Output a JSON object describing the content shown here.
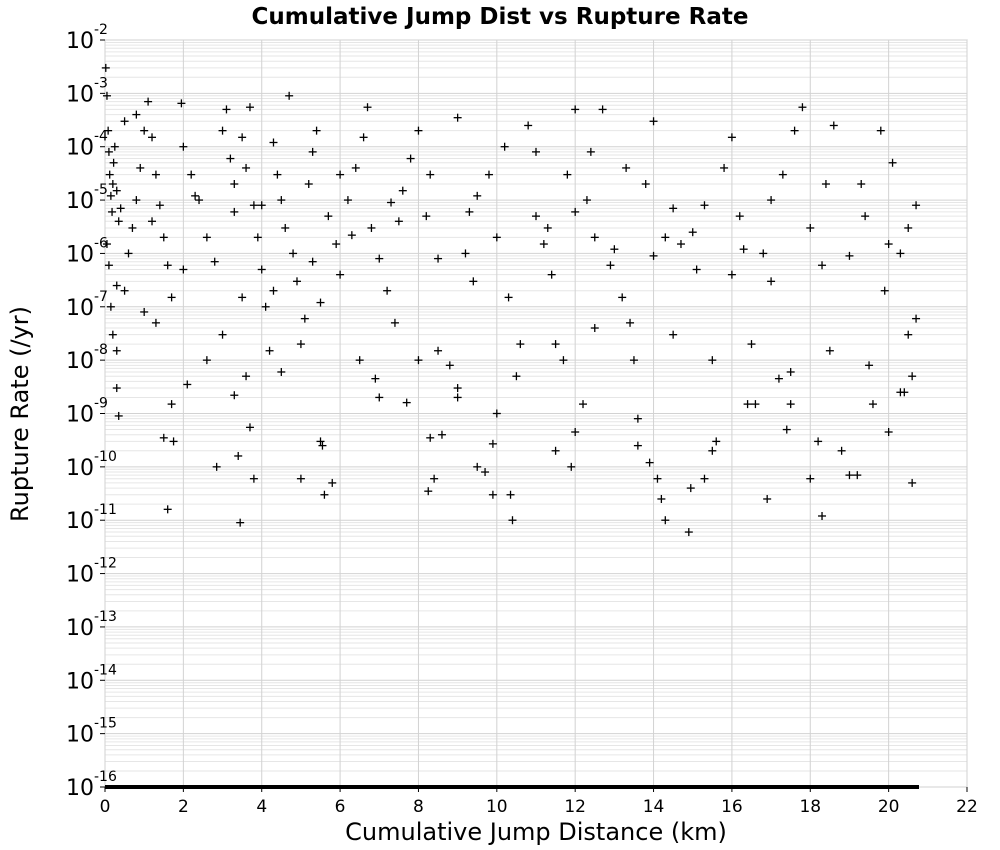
{
  "chart_data": {
    "type": "scatter",
    "title": "Cumulative Jump Dist vs Rupture Rate",
    "xlabel": "Cumulative Jump Distance (km)",
    "ylabel": "Rupture Rate (/yr)",
    "xlim": [
      0,
      22
    ],
    "ylim": [
      1e-16,
      0.01
    ],
    "y_scale": "log",
    "grid": true,
    "legend": "none",
    "marker": "plus",
    "marker_color": "#000000",
    "x_ticks": [
      0,
      2,
      4,
      6,
      8,
      10,
      12,
      14,
      16,
      18,
      20,
      22
    ],
    "y_tick_exponents": [
      -16,
      -15,
      -14,
      -13,
      -12,
      -11,
      -10,
      -9,
      -8,
      -7,
      -6,
      -5,
      -4,
      -3,
      -2
    ],
    "y_tick_base": "10",
    "points": [
      [
        0.02,
        0.003
      ],
      [
        0.05,
        0.0009
      ],
      [
        0.08,
        0.0002
      ],
      [
        0.1,
        8e-05
      ],
      [
        0.12,
        3e-05
      ],
      [
        0.15,
        1.2e-05
      ],
      [
        0.18,
        6e-06
      ],
      [
        0.2,
        2e-05
      ],
      [
        0.22,
        5e-05
      ],
      [
        0.25,
        0.0001
      ],
      [
        0.3,
        1.5e-05
      ],
      [
        0.35,
        4e-06
      ],
      [
        0.4,
        7e-06
      ],
      [
        0.05,
        1.5e-06
      ],
      [
        0.1,
        6e-07
      ],
      [
        0.15,
        1e-07
      ],
      [
        0.2,
        3e-08
      ],
      [
        0.3,
        1.5e-08
      ],
      [
        0.3,
        3e-09
      ],
      [
        0.35,
        9e-10
      ],
      [
        0.5,
        2e-07
      ],
      [
        0.6,
        1e-06
      ],
      [
        0.7,
        3e-06
      ],
      [
        0.8,
        1e-05
      ],
      [
        0.9,
        4e-05
      ],
      [
        1.0,
        0.0002
      ],
      [
        1.1,
        0.0007
      ],
      [
        1.2,
        0.00015
      ],
      [
        1.3,
        3e-05
      ],
      [
        1.4,
        8e-06
      ],
      [
        1.5,
        2e-06
      ],
      [
        1.6,
        6e-07
      ],
      [
        1.7,
        1.5e-07
      ],
      [
        1.3,
        5e-08
      ],
      [
        1.5,
        3.5e-10
      ],
      [
        1.6,
        1.6e-11
      ],
      [
        1.7,
        1.5e-09
      ],
      [
        1.75,
        3e-10
      ],
      [
        1.95,
        0.00065
      ],
      [
        2.0,
        0.0001
      ],
      [
        2.2,
        3e-05
      ],
      [
        2.4,
        1e-05
      ],
      [
        2.1,
        3.5e-09
      ],
      [
        2.6,
        2e-06
      ],
      [
        2.8,
        7e-07
      ],
      [
        2.85,
        1e-10
      ],
      [
        3.0,
        0.0002
      ],
      [
        3.1,
        0.0005
      ],
      [
        3.2,
        6e-05
      ],
      [
        3.3,
        2e-05
      ],
      [
        3.3,
        2.2e-09
      ],
      [
        3.4,
        1.6e-10
      ],
      [
        3.45,
        9e-12
      ],
      [
        3.5,
        0.00015
      ],
      [
        3.6,
        4e-05
      ],
      [
        3.6,
        5e-09
      ],
      [
        3.7,
        0.00055
      ],
      [
        3.7,
        5.5e-10
      ],
      [
        3.8,
        8e-06
      ],
      [
        3.8,
        6e-11
      ],
      [
        3.9,
        2e-06
      ],
      [
        4.0,
        5e-07
      ],
      [
        4.1,
        1e-07
      ],
      [
        4.2,
        1.5e-08
      ],
      [
        4.3,
        0.00012
      ],
      [
        4.4,
        3e-05
      ],
      [
        4.5,
        1e-05
      ],
      [
        4.6,
        3e-06
      ],
      [
        4.7,
        0.0009
      ],
      [
        4.8,
        1e-06
      ],
      [
        4.9,
        3e-07
      ],
      [
        5.0,
        6e-11
      ],
      [
        5.1,
        6e-08
      ],
      [
        5.2,
        2e-05
      ],
      [
        5.3,
        8e-05
      ],
      [
        5.4,
        0.0002
      ],
      [
        5.5,
        3e-10
      ],
      [
        5.55,
        2.5e-10
      ],
      [
        5.6,
        3e-11
      ],
      [
        5.7,
        5e-06
      ],
      [
        5.8,
        5e-11
      ],
      [
        5.9,
        1.5e-06
      ],
      [
        6.0,
        4e-07
      ],
      [
        6.2,
        1e-05
      ],
      [
        6.4,
        4e-05
      ],
      [
        6.6,
        0.00015
      ],
      [
        6.7,
        0.00055
      ],
      [
        6.8,
        3e-06
      ],
      [
        6.9,
        4.5e-09
      ],
      [
        7.0,
        8e-07
      ],
      [
        7.2,
        2e-07
      ],
      [
        7.4,
        5e-08
      ],
      [
        7.6,
        1.5e-05
      ],
      [
        7.7,
        1.6e-09
      ],
      [
        7.8,
        6e-05
      ],
      [
        8.0,
        0.0002
      ],
      [
        8.2,
        5e-06
      ],
      [
        8.25,
        3.5e-11
      ],
      [
        8.3,
        3.5e-10
      ],
      [
        8.4,
        6e-11
      ],
      [
        8.5,
        1.5e-08
      ],
      [
        8.6,
        4e-10
      ],
      [
        8.8,
        8e-09
      ],
      [
        9.0,
        0.00035
      ],
      [
        9.0,
        2e-09
      ],
      [
        9.2,
        1e-06
      ],
      [
        9.4,
        3e-07
      ],
      [
        9.5,
        1e-10
      ],
      [
        9.7,
        8e-11
      ],
      [
        9.8,
        3e-05
      ],
      [
        9.9,
        2.7e-10
      ],
      [
        9.9,
        3e-11
      ],
      [
        10.0,
        1e-09
      ],
      [
        10.2,
        0.0001
      ],
      [
        10.35,
        3e-11
      ],
      [
        10.4,
        1e-11
      ],
      [
        10.6,
        2e-08
      ],
      [
        10.8,
        0.00025
      ],
      [
        11.0,
        5e-06
      ],
      [
        11.2,
        1.5e-06
      ],
      [
        11.4,
        4e-07
      ],
      [
        11.5,
        2e-10
      ],
      [
        11.7,
        1e-08
      ],
      [
        11.8,
        3e-05
      ],
      [
        11.9,
        1e-10
      ],
      [
        12.0,
        4.5e-10
      ],
      [
        12.0,
        0.0005
      ],
      [
        12.2,
        1.5e-09
      ],
      [
        12.4,
        8e-05
      ],
      [
        12.5,
        2e-06
      ],
      [
        12.7,
        0.0005
      ],
      [
        12.9,
        6e-07
      ],
      [
        13.2,
        1.5e-07
      ],
      [
        13.4,
        5e-08
      ],
      [
        13.6,
        2.5e-10
      ],
      [
        13.6,
        8e-10
      ],
      [
        13.8,
        2e-05
      ],
      [
        13.9,
        1.2e-10
      ],
      [
        14.0,
        0.0003
      ],
      [
        14.1,
        6e-11
      ],
      [
        14.2,
        2.5e-11
      ],
      [
        14.3,
        1e-11
      ],
      [
        14.5,
        7e-06
      ],
      [
        14.7,
        1.5e-06
      ],
      [
        14.9,
        6e-12
      ],
      [
        14.95,
        4e-11
      ],
      [
        15.1,
        5e-07
      ],
      [
        15.3,
        6e-11
      ],
      [
        15.5,
        2e-10
      ],
      [
        15.6,
        3e-10
      ],
      [
        15.8,
        4e-05
      ],
      [
        16.0,
        0.00015
      ],
      [
        16.2,
        5e-06
      ],
      [
        16.4,
        1.5e-09
      ],
      [
        16.6,
        1.5e-09
      ],
      [
        16.8,
        1e-06
      ],
      [
        16.9,
        2.5e-11
      ],
      [
        17.0,
        3e-07
      ],
      [
        17.2,
        4.5e-09
      ],
      [
        17.4,
        5e-10
      ],
      [
        17.5,
        1.5e-09
      ],
      [
        17.6,
        0.0002
      ],
      [
        17.8,
        0.00055
      ],
      [
        18.0,
        6e-11
      ],
      [
        18.2,
        3e-10
      ],
      [
        18.3,
        1.2e-11
      ],
      [
        18.4,
        2e-05
      ],
      [
        18.6,
        0.00025
      ],
      [
        18.8,
        2e-10
      ],
      [
        19.0,
        7e-11
      ],
      [
        19.2,
        7e-11
      ],
      [
        19.4,
        5e-06
      ],
      [
        19.6,
        1.5e-09
      ],
      [
        19.8,
        0.0002
      ],
      [
        19.9,
        2e-07
      ],
      [
        20.0,
        4.5e-10
      ],
      [
        20.1,
        5e-05
      ],
      [
        20.3,
        2.5e-09
      ],
      [
        20.4,
        2.5e-09
      ],
      [
        20.5,
        3e-06
      ],
      [
        20.6,
        5e-11
      ],
      [
        20.6,
        5e-09
      ],
      [
        20.7,
        8e-06
      ],
      [
        20.7,
        6e-08
      ],
      [
        0.5,
        0.0003
      ],
      [
        0.8,
        0.0004
      ],
      [
        2.6,
        1e-08
      ],
      [
        3.0,
        3e-08
      ],
      [
        4.5,
        6e-09
      ],
      [
        5.0,
        2e-08
      ],
      [
        6.5,
        1e-08
      ],
      [
        7.0,
        2e-09
      ],
      [
        8.0,
        1e-08
      ],
      [
        9.0,
        3e-09
      ],
      [
        10.5,
        5e-09
      ],
      [
        11.5,
        2e-08
      ],
      [
        12.5,
        4e-08
      ],
      [
        13.5,
        1e-08
      ],
      [
        14.5,
        3e-08
      ],
      [
        15.5,
        1e-08
      ],
      [
        16.5,
        2e-08
      ],
      [
        17.5,
        6e-09
      ],
      [
        18.5,
        1.5e-08
      ],
      [
        19.5,
        8e-09
      ],
      [
        20.5,
        3e-08
      ],
      [
        1.0,
        8e-08
      ],
      [
        2.0,
        5e-07
      ],
      [
        3.5,
        1.5e-07
      ],
      [
        4.0,
        8e-06
      ],
      [
        5.5,
        1.2e-07
      ],
      [
        6.0,
        3e-05
      ],
      [
        7.5,
        4e-06
      ],
      [
        8.5,
        8e-07
      ],
      [
        9.5,
        1.2e-05
      ],
      [
        10.0,
        2e-06
      ],
      [
        11.0,
        8e-05
      ],
      [
        12.0,
        6e-06
      ],
      [
        13.0,
        1.2e-06
      ],
      [
        14.0,
        9e-07
      ],
      [
        15.0,
        2.5e-06
      ],
      [
        16.0,
        4e-07
      ],
      [
        17.0,
        1e-05
      ],
      [
        18.0,
        3e-06
      ],
      [
        19.0,
        9e-07
      ],
      [
        20.0,
        1.5e-06
      ],
      [
        0.3,
        2.5e-07
      ],
      [
        1.2,
        4e-06
      ],
      [
        2.3,
        1.2e-05
      ],
      [
        3.3,
        6e-06
      ],
      [
        4.3,
        2e-07
      ],
      [
        5.3,
        7e-07
      ],
      [
        6.3,
        2.2e-06
      ],
      [
        7.3,
        9e-06
      ],
      [
        8.3,
        3e-05
      ],
      [
        9.3,
        6e-06
      ],
      [
        10.3,
        1.5e-07
      ],
      [
        11.3,
        3e-06
      ],
      [
        12.3,
        1e-05
      ],
      [
        13.3,
        4e-05
      ],
      [
        14.3,
        2e-06
      ],
      [
        15.3,
        8e-06
      ],
      [
        16.3,
        1.2e-06
      ],
      [
        17.3,
        3e-05
      ],
      [
        18.3,
        6e-07
      ],
      [
        19.3,
        2e-05
      ],
      [
        20.3,
        1e-06
      ]
    ]
  }
}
++++++++++
[Work to be completed]
Copy each line in the data that holds the word "Rate".

[Complete answer]
    "title": "Cumulative Jump Dist vs Rupture Rate",
    "ylabel": "Rupture Rate (/yr)",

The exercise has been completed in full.